> Exercise details: Reproduce all the entries precisely.

> A run of records:
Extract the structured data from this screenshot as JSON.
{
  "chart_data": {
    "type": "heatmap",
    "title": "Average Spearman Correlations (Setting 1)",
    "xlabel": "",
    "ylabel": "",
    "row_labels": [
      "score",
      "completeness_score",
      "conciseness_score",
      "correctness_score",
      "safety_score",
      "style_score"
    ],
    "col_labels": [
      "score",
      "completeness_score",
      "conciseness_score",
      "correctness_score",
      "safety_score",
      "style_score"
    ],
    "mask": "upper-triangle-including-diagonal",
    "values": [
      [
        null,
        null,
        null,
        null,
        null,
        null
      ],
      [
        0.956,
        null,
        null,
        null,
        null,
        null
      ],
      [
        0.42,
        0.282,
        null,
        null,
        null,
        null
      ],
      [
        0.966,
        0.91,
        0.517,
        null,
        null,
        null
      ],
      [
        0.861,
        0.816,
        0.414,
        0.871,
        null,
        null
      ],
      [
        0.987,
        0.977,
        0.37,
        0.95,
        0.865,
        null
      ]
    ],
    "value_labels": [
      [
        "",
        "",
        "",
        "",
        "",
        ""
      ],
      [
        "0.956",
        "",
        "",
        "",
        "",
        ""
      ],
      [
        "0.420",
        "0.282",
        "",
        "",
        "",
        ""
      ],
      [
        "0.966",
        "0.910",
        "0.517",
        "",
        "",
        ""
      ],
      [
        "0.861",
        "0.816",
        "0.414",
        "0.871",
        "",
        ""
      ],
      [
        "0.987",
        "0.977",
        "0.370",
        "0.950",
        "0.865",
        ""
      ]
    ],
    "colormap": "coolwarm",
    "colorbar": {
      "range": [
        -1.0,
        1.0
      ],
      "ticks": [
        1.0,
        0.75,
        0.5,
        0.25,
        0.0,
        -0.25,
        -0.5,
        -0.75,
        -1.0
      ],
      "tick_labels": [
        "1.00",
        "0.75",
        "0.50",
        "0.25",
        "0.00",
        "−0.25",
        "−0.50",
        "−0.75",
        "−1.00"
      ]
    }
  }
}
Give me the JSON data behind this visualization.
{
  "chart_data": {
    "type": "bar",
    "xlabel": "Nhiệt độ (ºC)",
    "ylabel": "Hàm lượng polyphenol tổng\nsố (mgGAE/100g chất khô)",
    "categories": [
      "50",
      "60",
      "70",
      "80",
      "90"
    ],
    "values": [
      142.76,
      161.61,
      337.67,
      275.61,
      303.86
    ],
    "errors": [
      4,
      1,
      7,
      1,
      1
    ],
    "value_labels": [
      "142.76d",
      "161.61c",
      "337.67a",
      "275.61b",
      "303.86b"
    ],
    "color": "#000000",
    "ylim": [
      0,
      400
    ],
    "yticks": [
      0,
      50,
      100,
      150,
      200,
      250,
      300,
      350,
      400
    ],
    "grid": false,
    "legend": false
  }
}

> Task output:
Extract the structured data from this screenshot as JSON.
{
  "chart_data": {
    "type": "heatmap",
    "title": "Average Spearman Correlations (Setting 1)",
    "xlabel": "",
    "ylabel": "",
    "row_labels": [
      "score",
      "completeness_score",
      "conciseness_score",
      "correctness_score",
      "safety_score",
      "style_score"
    ],
    "col_labels": [
      "score",
      "completeness_score",
      "conciseness_score",
      "correctness_score",
      "safety_score",
      "style_score"
    ],
    "mask": "upper-triangle-including-diagonal",
    "values": [
      [
        null,
        null,
        null,
        null,
        null,
        null
      ],
      [
        0.956,
        null,
        null,
        null,
        null,
        null
      ],
      [
        0.42,
        0.282,
        null,
        null,
        null,
        null
      ],
      [
        0.966,
        0.91,
        0.517,
        null,
        null,
        null
      ],
      [
        0.861,
        0.816,
        0.414,
        0.871,
        null,
        null
      ],
      [
        0.987,
        0.977,
        0.37,
        0.95,
        0.865,
        null
      ]
    ],
    "value_labels": [
      [
        "",
        "",
        "",
        "",
        "",
        ""
      ],
      [
        "0.956",
        "",
        "",
        "",
        "",
        ""
      ],
      [
        "0.420",
        "0.282",
        "",
        "",
        "",
        ""
      ],
      [
        "0.966",
        "0.910",
        "0.517",
        "",
        "",
        ""
      ],
      [
        "0.861",
        "0.816",
        "0.414",
        "0.871",
        "",
        ""
      ],
      [
        "0.987",
        "0.977",
        "0.370",
        "0.950",
        "0.865",
        ""
      ]
    ],
    "colormap": "coolwarm",
    "colorbar": {
      "range": [
        -1.0,
        1.0
      ],
      "ticks": [
        1.0,
        0.75,
        0.5,
        0.25,
        0.0,
        -0.25,
        -0.5,
        -0.75,
        -1.0
      ],
      "tick_labels": [
        "1.00",
        "0.75",
        "0.50",
        "0.25",
        "0.00",
        "−0.25",
        "−0.50",
        "−0.75",
        "−1.00"
      ]
    }
  }
}
Give me the JSON data behind this visualization.
{
  "chart_data": {
    "type": "bar",
    "xlabel": "Nhiệt độ (ºC)",
    "ylabel": "Hàm lượng polyphenol tổng\nsố (mgGAE/100g chất khô)",
    "categories": [
      "50",
      "60",
      "70",
      "80",
      "90"
    ],
    "values": [
      142.76,
      161.61,
      337.67,
      275.61,
      303.86
    ],
    "errors": [
      4,
      1,
      7,
      1,
      1
    ],
    "value_labels": [
      "142.76d",
      "161.61c",
      "337.67a",
      "275.61b",
      "303.86b"
    ],
    "color": "#000000",
    "ylim": [
      0,
      400
    ],
    "yticks": [
      0,
      50,
      100,
      150,
      200,
      250,
      300,
      350,
      400
    ],
    "grid": false,
    "legend": false
  }
}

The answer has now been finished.